AIM:
Using the data below, copy every line that contains the word "أحمد".
-------- DATA --------
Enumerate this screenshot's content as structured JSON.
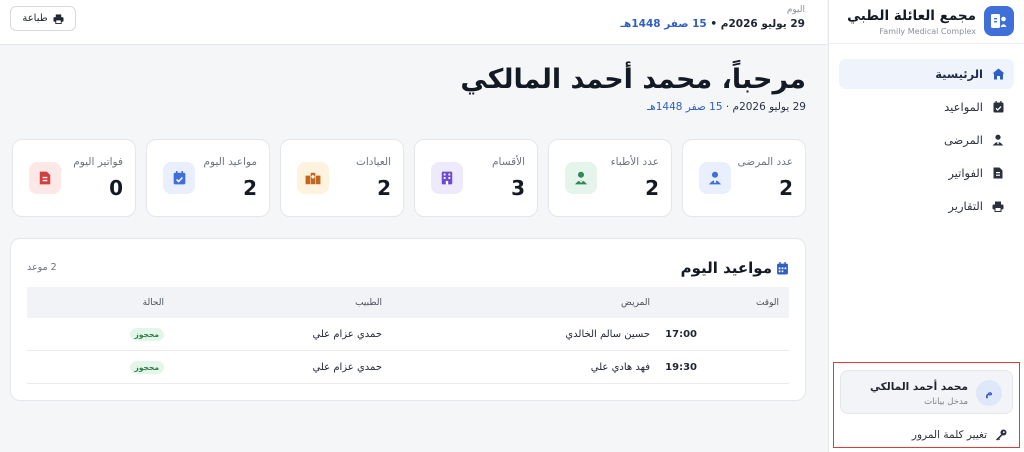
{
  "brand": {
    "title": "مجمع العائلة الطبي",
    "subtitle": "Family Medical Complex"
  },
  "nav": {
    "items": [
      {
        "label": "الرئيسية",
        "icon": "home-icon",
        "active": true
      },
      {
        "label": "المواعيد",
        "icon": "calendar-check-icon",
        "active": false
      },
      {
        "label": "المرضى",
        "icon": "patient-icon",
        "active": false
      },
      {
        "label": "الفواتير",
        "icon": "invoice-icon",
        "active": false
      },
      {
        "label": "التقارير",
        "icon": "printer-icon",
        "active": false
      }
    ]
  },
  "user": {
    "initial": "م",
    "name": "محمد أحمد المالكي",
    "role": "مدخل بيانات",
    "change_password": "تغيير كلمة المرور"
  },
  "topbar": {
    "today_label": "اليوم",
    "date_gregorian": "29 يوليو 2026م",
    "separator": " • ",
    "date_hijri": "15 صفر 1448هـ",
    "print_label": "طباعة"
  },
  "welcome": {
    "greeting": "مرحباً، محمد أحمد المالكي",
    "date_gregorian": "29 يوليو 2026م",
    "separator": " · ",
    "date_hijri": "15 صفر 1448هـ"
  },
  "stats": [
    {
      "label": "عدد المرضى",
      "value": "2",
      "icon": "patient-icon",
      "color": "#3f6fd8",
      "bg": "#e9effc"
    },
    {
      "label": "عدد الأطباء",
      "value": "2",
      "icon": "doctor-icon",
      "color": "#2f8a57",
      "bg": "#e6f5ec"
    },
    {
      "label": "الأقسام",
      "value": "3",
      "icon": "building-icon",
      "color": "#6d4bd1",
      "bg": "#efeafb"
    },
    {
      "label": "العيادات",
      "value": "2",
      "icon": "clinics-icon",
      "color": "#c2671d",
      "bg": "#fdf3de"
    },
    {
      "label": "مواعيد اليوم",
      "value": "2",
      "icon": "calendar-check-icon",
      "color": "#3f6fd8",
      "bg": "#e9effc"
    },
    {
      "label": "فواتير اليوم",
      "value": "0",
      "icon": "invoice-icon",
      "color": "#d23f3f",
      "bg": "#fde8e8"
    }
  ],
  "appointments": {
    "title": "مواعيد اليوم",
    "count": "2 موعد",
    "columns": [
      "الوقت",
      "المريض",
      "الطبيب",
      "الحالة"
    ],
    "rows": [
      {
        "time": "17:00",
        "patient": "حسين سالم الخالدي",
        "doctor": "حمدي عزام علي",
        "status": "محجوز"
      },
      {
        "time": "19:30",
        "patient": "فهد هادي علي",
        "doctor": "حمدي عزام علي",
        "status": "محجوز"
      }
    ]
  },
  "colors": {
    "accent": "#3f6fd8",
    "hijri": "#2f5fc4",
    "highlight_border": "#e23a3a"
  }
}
--------
FINAL ANSWER:
    "name": "محمد أحمد المالكي",
    "greeting": "مرحباً، محمد أحمد المالكي",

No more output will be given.